**Direction**
Restate each of the lines given below, word for word.

**Material supplied**

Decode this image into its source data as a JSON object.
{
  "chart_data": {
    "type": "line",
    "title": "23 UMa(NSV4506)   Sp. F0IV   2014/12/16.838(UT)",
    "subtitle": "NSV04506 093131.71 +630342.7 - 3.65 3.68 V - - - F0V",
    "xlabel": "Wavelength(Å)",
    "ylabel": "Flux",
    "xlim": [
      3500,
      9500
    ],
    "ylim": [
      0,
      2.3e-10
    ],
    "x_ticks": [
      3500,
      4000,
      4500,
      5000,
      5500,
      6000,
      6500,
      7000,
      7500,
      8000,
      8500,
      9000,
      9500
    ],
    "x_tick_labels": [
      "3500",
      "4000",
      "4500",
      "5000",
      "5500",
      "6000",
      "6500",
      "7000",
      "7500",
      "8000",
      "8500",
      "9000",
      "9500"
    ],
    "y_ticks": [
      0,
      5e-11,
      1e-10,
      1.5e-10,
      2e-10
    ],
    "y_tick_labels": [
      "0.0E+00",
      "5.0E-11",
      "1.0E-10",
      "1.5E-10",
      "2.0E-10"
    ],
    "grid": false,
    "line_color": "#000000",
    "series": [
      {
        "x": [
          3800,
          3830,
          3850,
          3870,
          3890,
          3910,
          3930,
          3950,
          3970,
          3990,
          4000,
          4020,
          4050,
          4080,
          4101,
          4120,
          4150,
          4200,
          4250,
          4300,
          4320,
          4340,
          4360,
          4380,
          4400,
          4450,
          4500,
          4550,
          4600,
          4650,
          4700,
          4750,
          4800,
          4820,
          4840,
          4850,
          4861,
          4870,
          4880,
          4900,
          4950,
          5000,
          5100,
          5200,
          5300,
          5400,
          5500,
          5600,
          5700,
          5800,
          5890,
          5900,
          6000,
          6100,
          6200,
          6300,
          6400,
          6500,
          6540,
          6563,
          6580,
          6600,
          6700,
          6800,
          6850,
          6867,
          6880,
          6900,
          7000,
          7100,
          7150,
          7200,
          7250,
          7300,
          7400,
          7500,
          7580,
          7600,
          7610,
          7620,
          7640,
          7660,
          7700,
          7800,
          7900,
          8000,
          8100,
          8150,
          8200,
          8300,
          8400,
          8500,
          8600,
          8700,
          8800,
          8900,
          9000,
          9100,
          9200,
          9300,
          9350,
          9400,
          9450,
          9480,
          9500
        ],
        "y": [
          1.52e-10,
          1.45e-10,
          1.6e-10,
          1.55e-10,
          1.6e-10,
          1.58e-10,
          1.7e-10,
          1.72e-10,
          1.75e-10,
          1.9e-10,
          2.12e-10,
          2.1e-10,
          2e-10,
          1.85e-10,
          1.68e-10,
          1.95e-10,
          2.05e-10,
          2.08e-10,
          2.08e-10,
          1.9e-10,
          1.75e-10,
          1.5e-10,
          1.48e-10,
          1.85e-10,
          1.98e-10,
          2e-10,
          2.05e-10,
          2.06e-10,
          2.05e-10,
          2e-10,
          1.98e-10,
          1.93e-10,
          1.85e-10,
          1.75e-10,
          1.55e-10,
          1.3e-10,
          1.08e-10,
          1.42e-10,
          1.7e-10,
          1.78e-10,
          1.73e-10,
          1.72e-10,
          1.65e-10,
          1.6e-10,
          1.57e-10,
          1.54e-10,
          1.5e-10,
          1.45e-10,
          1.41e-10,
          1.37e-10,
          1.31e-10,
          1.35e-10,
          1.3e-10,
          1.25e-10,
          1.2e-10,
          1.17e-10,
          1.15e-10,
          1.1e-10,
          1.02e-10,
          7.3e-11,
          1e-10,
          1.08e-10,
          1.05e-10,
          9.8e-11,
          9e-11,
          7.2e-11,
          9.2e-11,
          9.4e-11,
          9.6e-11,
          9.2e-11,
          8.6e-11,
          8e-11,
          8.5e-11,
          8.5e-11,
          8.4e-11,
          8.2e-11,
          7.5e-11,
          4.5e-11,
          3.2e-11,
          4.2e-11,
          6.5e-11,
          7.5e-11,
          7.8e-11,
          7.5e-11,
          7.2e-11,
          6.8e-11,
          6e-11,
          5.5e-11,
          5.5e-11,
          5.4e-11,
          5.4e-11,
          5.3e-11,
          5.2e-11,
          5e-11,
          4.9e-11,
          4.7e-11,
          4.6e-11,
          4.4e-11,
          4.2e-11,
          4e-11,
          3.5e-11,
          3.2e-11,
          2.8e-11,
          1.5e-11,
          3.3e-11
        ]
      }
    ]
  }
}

**Response**
Decode this image into its source data as a JSON object.
{
  "chart_data": {
    "type": "line",
    "title": "23 UMa(NSV4506)   Sp. F0IV   2014/12/16.838(UT)",
    "subtitle": "NSV04506 093131.71 +630342.7 - 3.65 3.68 V - - - F0V",
    "xlabel": "Wavelength(Å)",
    "ylabel": "Flux",
    "xlim": [
      3500,
      9500
    ],
    "ylim": [
      0,
      2.3e-10
    ],
    "x_ticks": [
      3500,
      4000,
      4500,
      5000,
      5500,
      6000,
      6500,
      7000,
      7500,
      8000,
      8500,
      9000,
      9500
    ],
    "x_tick_labels": [
      "3500",
      "4000",
      "4500",
      "5000",
      "5500",
      "6000",
      "6500",
      "7000",
      "7500",
      "8000",
      "8500",
      "9000",
      "9500"
    ],
    "y_ticks": [
      0,
      5e-11,
      1e-10,
      1.5e-10,
      2e-10
    ],
    "y_tick_labels": [
      "0.0E+00",
      "5.0E-11",
      "1.0E-10",
      "1.5E-10",
      "2.0E-10"
    ],
    "grid": false,
    "line_color": "#000000",
    "series": [
      {
        "x": [
          3800,
          3830,
          3850,
          3870,
          3890,
          3910,
          3930,
          3950,
          3970,
          3990,
          4000,
          4020,
          4050,
          4080,
          4101,
          4120,
          4150,
          4200,
          4250,
          4300,
          4320,
          4340,
          4360,
          4380,
          4400,
          4450,
          4500,
          4550,
          4600,
          4650,
          4700,
          4750,
          4800,
          4820,
          4840,
          4850,
          4861,
          4870,
          4880,
          4900,
          4950,
          5000,
          5100,
          5200,
          5300,
          5400,
          5500,
          5600,
          5700,
          5800,
          5890,
          5900,
          6000,
          6100,
          6200,
          6300,
          6400,
          6500,
          6540,
          6563,
          6580,
          6600,
          6700,
          6800,
          6850,
          6867,
          6880,
          6900,
          7000,
          7100,
          7150,
          7200,
          7250,
          7300,
          7400,
          7500,
          7580,
          7600,
          7610,
          7620,
          7640,
          7660,
          7700,
          7800,
          7900,
          8000,
          8100,
          8150,
          8200,
          8300,
          8400,
          8500,
          8600,
          8700,
          8800,
          8900,
          9000,
          9100,
          9200,
          9300,
          9350,
          9400,
          9450,
          9480,
          9500
        ],
        "y": [
          1.52e-10,
          1.45e-10,
          1.6e-10,
          1.55e-10,
          1.6e-10,
          1.58e-10,
          1.7e-10,
          1.72e-10,
          1.75e-10,
          1.9e-10,
          2.12e-10,
          2.1e-10,
          2e-10,
          1.85e-10,
          1.68e-10,
          1.95e-10,
          2.05e-10,
          2.08e-10,
          2.08e-10,
          1.9e-10,
          1.75e-10,
          1.5e-10,
          1.48e-10,
          1.85e-10,
          1.98e-10,
          2e-10,
          2.05e-10,
          2.06e-10,
          2.05e-10,
          2e-10,
          1.98e-10,
          1.93e-10,
          1.85e-10,
          1.75e-10,
          1.55e-10,
          1.3e-10,
          1.08e-10,
          1.42e-10,
          1.7e-10,
          1.78e-10,
          1.73e-10,
          1.72e-10,
          1.65e-10,
          1.6e-10,
          1.57e-10,
          1.54e-10,
          1.5e-10,
          1.45e-10,
          1.41e-10,
          1.37e-10,
          1.31e-10,
          1.35e-10,
          1.3e-10,
          1.25e-10,
          1.2e-10,
          1.17e-10,
          1.15e-10,
          1.1e-10,
          1.02e-10,
          7.3e-11,
          1e-10,
          1.08e-10,
          1.05e-10,
          9.8e-11,
          9e-11,
          7.2e-11,
          9.2e-11,
          9.4e-11,
          9.6e-11,
          9.2e-11,
          8.6e-11,
          8e-11,
          8.5e-11,
          8.5e-11,
          8.4e-11,
          8.2e-11,
          7.5e-11,
          4.5e-11,
          3.2e-11,
          4.2e-11,
          6.5e-11,
          7.5e-11,
          7.8e-11,
          7.5e-11,
          7.2e-11,
          6.8e-11,
          6e-11,
          5.5e-11,
          5.5e-11,
          5.4e-11,
          5.4e-11,
          5.3e-11,
          5.2e-11,
          5e-11,
          4.9e-11,
          4.7e-11,
          4.6e-11,
          4.4e-11,
          4.2e-11,
          4e-11,
          3.5e-11,
          3.2e-11,
          2.8e-11,
          1.5e-11,
          3.3e-11
        ]
      }
    ]
  }
}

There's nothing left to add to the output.